Data for processing:

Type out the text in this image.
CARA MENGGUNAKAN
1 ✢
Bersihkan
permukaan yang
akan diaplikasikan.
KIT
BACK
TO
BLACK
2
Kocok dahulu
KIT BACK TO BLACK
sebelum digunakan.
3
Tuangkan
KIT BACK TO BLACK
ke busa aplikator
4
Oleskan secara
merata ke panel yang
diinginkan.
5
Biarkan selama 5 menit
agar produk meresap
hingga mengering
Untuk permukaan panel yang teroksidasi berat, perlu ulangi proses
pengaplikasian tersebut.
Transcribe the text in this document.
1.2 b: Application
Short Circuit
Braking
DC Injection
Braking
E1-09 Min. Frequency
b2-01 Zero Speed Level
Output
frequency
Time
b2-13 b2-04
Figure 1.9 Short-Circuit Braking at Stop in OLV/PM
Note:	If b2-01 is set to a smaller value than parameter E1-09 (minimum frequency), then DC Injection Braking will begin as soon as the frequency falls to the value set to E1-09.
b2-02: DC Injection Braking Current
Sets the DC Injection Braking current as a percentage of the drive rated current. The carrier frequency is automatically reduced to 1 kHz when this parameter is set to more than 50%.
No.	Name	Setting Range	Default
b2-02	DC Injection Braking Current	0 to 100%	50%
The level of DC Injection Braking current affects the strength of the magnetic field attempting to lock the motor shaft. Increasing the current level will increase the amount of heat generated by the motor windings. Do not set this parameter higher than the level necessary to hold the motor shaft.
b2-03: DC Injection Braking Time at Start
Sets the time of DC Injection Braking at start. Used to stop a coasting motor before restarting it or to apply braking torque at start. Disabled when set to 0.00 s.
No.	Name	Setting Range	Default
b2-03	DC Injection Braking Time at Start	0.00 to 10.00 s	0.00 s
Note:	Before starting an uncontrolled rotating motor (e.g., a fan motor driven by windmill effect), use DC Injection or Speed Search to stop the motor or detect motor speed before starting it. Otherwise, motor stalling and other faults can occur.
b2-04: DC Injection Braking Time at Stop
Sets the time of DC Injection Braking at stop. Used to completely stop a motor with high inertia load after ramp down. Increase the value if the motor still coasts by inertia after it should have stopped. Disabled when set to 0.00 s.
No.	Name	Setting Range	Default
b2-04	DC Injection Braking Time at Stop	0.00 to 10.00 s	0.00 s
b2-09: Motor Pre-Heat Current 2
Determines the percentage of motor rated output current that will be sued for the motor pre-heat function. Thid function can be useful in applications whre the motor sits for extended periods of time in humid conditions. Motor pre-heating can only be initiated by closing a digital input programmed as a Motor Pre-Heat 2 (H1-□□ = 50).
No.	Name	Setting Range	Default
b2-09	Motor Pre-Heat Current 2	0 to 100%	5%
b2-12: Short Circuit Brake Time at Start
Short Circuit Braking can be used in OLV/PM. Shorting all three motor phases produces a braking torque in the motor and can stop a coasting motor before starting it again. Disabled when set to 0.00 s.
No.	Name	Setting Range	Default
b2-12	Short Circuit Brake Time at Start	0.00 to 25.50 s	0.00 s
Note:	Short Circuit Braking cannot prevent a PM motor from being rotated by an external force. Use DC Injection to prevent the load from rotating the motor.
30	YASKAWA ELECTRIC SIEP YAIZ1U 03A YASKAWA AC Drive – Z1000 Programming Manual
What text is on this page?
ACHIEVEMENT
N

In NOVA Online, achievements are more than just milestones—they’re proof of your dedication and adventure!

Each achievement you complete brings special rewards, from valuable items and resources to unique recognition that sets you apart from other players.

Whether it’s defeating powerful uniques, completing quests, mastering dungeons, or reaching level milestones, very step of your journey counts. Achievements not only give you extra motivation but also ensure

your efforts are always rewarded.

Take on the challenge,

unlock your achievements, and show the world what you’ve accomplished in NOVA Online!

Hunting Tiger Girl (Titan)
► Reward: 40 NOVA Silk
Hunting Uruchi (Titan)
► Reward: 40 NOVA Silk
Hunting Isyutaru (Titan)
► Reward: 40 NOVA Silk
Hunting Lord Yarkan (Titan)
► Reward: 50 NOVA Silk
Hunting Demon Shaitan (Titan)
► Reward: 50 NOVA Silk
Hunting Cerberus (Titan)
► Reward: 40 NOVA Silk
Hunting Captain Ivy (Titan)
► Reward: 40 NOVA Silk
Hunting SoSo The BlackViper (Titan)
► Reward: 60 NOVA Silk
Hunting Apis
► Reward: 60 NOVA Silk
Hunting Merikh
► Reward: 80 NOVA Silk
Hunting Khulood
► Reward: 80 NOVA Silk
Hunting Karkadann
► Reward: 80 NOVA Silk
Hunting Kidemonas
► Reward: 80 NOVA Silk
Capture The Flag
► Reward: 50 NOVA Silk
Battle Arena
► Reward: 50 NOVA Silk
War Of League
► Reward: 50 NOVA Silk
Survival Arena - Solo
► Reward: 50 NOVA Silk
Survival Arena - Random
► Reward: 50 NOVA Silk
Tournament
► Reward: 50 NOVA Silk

Directions for this task: Copy down every line of the entries containing the word "Online".

Solution to this problem:
In NOVA Online, achievements are more than just milestones—they’re proof of your dedication and adventure!
unlock your achievements, and show the world what you’ve accomplished in NOVA Online!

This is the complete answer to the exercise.